─── STORED RECORDS ───

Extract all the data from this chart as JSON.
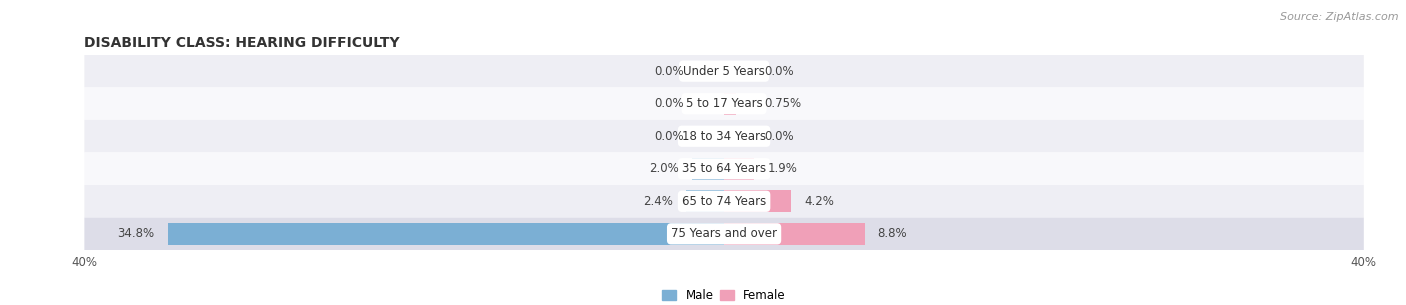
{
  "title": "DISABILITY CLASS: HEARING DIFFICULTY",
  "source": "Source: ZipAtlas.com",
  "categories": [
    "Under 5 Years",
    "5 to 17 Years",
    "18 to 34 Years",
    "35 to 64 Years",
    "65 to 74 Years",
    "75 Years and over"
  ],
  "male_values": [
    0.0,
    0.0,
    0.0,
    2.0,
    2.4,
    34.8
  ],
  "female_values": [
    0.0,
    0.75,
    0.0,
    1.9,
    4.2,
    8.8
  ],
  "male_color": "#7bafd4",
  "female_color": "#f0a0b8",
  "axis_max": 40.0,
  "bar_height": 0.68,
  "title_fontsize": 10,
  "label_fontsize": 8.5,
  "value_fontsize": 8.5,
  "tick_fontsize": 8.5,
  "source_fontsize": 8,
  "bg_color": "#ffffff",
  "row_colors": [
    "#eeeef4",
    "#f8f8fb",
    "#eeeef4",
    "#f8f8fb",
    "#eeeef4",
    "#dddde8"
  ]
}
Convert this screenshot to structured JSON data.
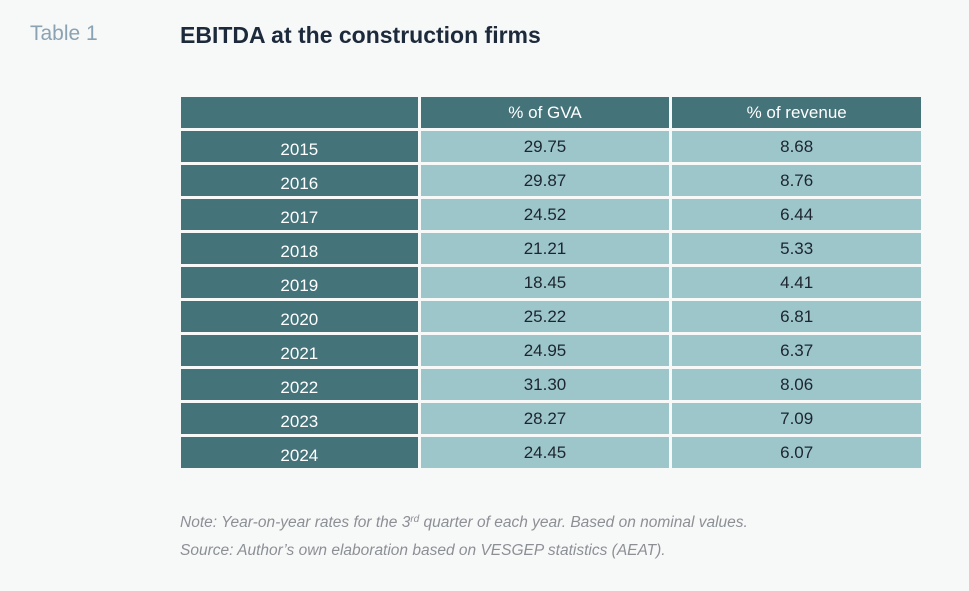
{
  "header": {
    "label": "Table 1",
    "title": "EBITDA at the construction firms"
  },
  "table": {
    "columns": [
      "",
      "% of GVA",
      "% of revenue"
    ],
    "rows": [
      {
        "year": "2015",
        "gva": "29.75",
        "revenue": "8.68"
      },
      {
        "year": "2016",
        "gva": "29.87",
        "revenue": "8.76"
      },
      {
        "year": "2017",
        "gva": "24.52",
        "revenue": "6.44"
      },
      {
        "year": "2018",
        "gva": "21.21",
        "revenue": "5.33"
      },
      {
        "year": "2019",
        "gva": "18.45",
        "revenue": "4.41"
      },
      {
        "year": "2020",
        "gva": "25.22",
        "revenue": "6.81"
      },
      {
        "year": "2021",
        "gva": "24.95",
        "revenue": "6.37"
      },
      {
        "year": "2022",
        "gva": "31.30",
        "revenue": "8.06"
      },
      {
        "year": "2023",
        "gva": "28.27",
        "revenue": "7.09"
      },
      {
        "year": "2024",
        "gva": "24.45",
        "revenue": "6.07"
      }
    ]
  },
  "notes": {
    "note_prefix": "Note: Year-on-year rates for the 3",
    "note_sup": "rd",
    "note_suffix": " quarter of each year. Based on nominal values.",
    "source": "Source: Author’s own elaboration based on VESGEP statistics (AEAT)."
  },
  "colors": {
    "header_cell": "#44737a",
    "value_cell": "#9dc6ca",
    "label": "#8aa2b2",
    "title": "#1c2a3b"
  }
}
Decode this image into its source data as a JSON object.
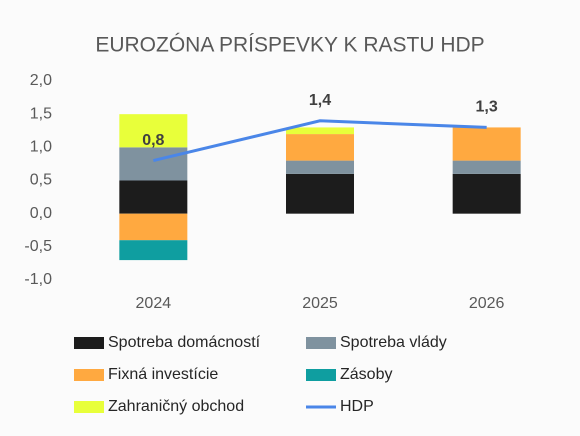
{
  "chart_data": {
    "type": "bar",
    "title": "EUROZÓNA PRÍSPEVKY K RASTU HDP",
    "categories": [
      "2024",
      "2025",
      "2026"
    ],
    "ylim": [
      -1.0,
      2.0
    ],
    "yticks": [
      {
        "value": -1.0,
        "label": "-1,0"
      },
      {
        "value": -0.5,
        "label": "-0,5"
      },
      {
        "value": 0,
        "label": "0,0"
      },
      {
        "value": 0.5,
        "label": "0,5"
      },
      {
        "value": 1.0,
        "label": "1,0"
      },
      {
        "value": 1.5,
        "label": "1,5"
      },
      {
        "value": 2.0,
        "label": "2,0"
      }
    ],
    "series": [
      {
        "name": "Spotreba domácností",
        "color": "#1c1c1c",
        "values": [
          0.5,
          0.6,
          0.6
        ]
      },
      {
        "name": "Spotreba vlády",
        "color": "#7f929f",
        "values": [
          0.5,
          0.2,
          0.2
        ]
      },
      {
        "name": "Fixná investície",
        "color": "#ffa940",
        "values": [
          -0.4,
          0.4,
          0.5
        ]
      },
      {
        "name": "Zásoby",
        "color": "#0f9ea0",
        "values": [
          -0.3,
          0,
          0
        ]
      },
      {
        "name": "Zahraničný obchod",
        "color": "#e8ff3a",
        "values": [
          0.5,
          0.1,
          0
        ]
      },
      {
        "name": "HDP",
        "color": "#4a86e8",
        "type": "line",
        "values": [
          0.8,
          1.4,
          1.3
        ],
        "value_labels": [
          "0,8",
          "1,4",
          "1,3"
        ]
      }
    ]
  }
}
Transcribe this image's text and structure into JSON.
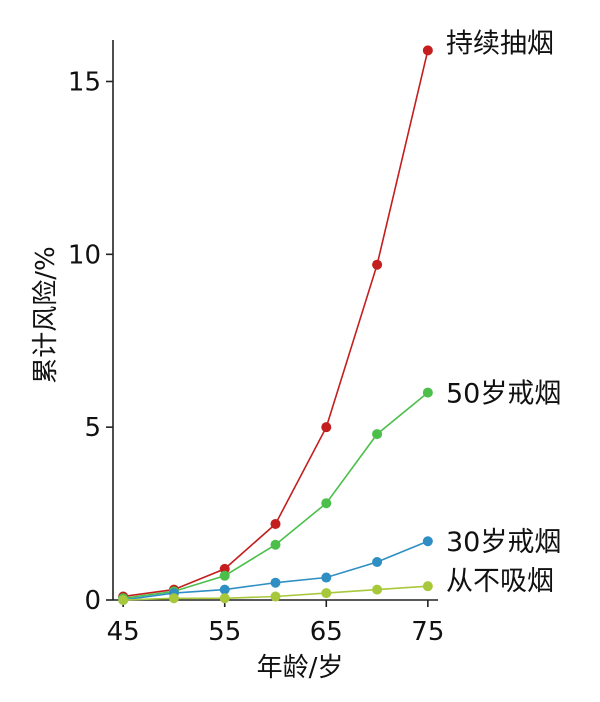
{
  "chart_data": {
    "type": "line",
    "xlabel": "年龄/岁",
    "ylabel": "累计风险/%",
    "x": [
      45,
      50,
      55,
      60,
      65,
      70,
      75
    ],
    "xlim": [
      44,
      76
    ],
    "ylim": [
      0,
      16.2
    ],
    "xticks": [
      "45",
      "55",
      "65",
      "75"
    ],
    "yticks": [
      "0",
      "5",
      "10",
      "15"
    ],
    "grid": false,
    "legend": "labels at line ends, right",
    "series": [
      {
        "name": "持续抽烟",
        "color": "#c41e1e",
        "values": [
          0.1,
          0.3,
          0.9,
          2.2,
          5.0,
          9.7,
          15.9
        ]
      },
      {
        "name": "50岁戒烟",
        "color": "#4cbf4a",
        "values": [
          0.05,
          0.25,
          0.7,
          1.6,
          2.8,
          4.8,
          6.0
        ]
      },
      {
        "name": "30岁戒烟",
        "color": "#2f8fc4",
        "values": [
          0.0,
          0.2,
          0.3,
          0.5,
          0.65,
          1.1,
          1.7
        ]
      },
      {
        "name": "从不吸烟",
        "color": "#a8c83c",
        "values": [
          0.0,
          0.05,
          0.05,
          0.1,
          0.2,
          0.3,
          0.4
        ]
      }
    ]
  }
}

───

__EXERCISE INSTRUCTIONS__
Quote every line of the records above exactly; no picture is to be copied.

__REPLY TO THE TASK__
Extract all the data from this chart as JSON.
{
  "title": "DISABILITY CLASS: HEARING DIFFICULTY",
  "source": "Source: ZipAtlas.com",
  "categories": [
    "Under 5 Years",
    "5 to 17 Years",
    "18 to 34 Years",
    "35 to 64 Years",
    "65 to 74 Years",
    "75 Years and over"
  ],
  "male_values": [
    0.0,
    0.0,
    0.0,
    2.0,
    2.4,
    34.8
  ],
  "female_values": [
    0.0,
    0.75,
    0.0,
    1.9,
    4.2,
    8.8
  ],
  "male_color": "#7bafd4",
  "female_color": "#f0a0b8",
  "axis_max": 40.0,
  "bar_height": 0.68,
  "title_fontsize": 10,
  "label_fontsize": 8.5,
  "value_fontsize": 8.5,
  "tick_fontsize": 8.5,
  "source_fontsize": 8,
  "bg_color": "#ffffff",
  "row_colors": [
    "#eeeef4",
    "#f8f8fb",
    "#eeeef4",
    "#f8f8fb",
    "#eeeef4",
    "#dddde8"
  ]
}
Convert this screenshot to structured JSON data.
{
  "header": {
    "label": "Table 1",
    "title": "EBITDA at the construction firms"
  },
  "table": {
    "columns": [
      "",
      "% of GVA",
      "% of revenue"
    ],
    "rows": [
      {
        "year": "2015",
        "gva": "29.75",
        "revenue": "8.68"
      },
      {
        "year": "2016",
        "gva": "29.87",
        "revenue": "8.76"
      },
      {
        "year": "2017",
        "gva": "24.52",
        "revenue": "6.44"
      },
      {
        "year": "2018",
        "gva": "21.21",
        "revenue": "5.33"
      },
      {
        "year": "2019",
        "gva": "18.45",
        "revenue": "4.41"
      },
      {
        "year": "2020",
        "gva": "25.22",
        "revenue": "6.81"
      },
      {
        "year": "2021",
        "gva": "24.95",
        "revenue": "6.37"
      },
      {
        "year": "2022",
        "gva": "31.30",
        "revenue": "8.06"
      },
      {
        "year": "2023",
        "gva": "28.27",
        "revenue": "7.09"
      },
      {
        "year": "2024",
        "gva": "24.45",
        "revenue": "6.07"
      }
    ]
  },
  "notes": {
    "note_prefix": "Note: Year-on-year rates for the 3",
    "note_sup": "rd",
    "note_suffix": " quarter of each year. Based on nominal values.",
    "source": "Source: Author’s own elaboration based on VESGEP statistics (AEAT)."
  },
  "colors": {
    "header_cell": "#44737a",
    "value_cell": "#9dc6ca",
    "label": "#8aa2b2",
    "title": "#1c2a3b"
  }
}
Decode this image into its source data as a JSON object.
{
  "chart_data": {
    "type": "bar",
    "title": "EUROZÓNA PRÍSPEVKY K RASTU HDP",
    "categories": [
      "2024",
      "2025",
      "2026"
    ],
    "ylim": [
      -1.0,
      2.0
    ],
    "yticks": [
      {
        "value": -1.0,
        "label": "-1,0"
      },
      {
        "value": -0.5,
        "label": "-0,5"
      },
      {
        "value": 0,
        "label": "0,0"
      },
      {
        "value": 0.5,
        "label": "0,5"
      },
      {
        "value": 1.0,
        "label": "1,0"
      },
      {
        "value": 1.5,
        "label": "1,5"
      },
      {
        "value": 2.0,
        "label": "2,0"
      }
    ],
    "series": [
      {
        "name": "Spotreba domácností",
        "color": "#1c1c1c",
        "values": [
          0.5,
          0.6,
          0.6
        ]
      },
      {
        "name": "Spotreba vlády",
        "color": "#7f929f",
        "values": [
          0.5,
          0.2,
          0.2
        ]
      },
      {
        "name": "Fixná investície",
        "color": "#ffa940",
        "values": [
          -0.4,
          0.4,
          0.5
        ]
      },
      {
        "name": "Zásoby",
        "color": "#0f9ea0",
        "values": [
          -0.3,
          0,
          0
        ]
      },
      {
        "name": "Zahraničný obchod",
        "color": "#e8ff3a",
        "values": [
          0.5,
          0.1,
          0
        ]
      },
      {
        "name": "HDP",
        "color": "#4a86e8",
        "type": "line",
        "values": [
          0.8,
          1.4,
          1.3
        ],
        "value_labels": [
          "0,8",
          "1,4",
          "1,3"
        ]
      }
    ]
  }
}
Transcribe this image's text and structure into JSON.
{
  "chart_data": {
    "type": "line",
    "xlabel": "年龄/岁",
    "ylabel": "累计风险/%",
    "x": [
      45,
      50,
      55,
      60,
      65,
      70,
      75
    ],
    "xlim": [
      44,
      76
    ],
    "ylim": [
      0,
      16.2
    ],
    "xticks": [
      "45",
      "55",
      "65",
      "75"
    ],
    "yticks": [
      "0",
      "5",
      "10",
      "15"
    ],
    "grid": false,
    "legend": "labels at line ends, right",
    "series": [
      {
        "name": "持续抽烟",
        "color": "#c41e1e",
        "values": [
          0.1,
          0.3,
          0.9,
          2.2,
          5.0,
          9.7,
          15.9
        ]
      },
      {
        "name": "50岁戒烟",
        "color": "#4cbf4a",
        "values": [
          0.05,
          0.25,
          0.7,
          1.6,
          2.8,
          4.8,
          6.0
        ]
      },
      {
        "name": "30岁戒烟",
        "color": "#2f8fc4",
        "values": [
          0.0,
          0.2,
          0.3,
          0.5,
          0.65,
          1.1,
          1.7
        ]
      },
      {
        "name": "从不吸烟",
        "color": "#a8c83c",
        "values": [
          0.0,
          0.05,
          0.05,
          0.1,
          0.2,
          0.3,
          0.4
        ]
      }
    ]
  }
}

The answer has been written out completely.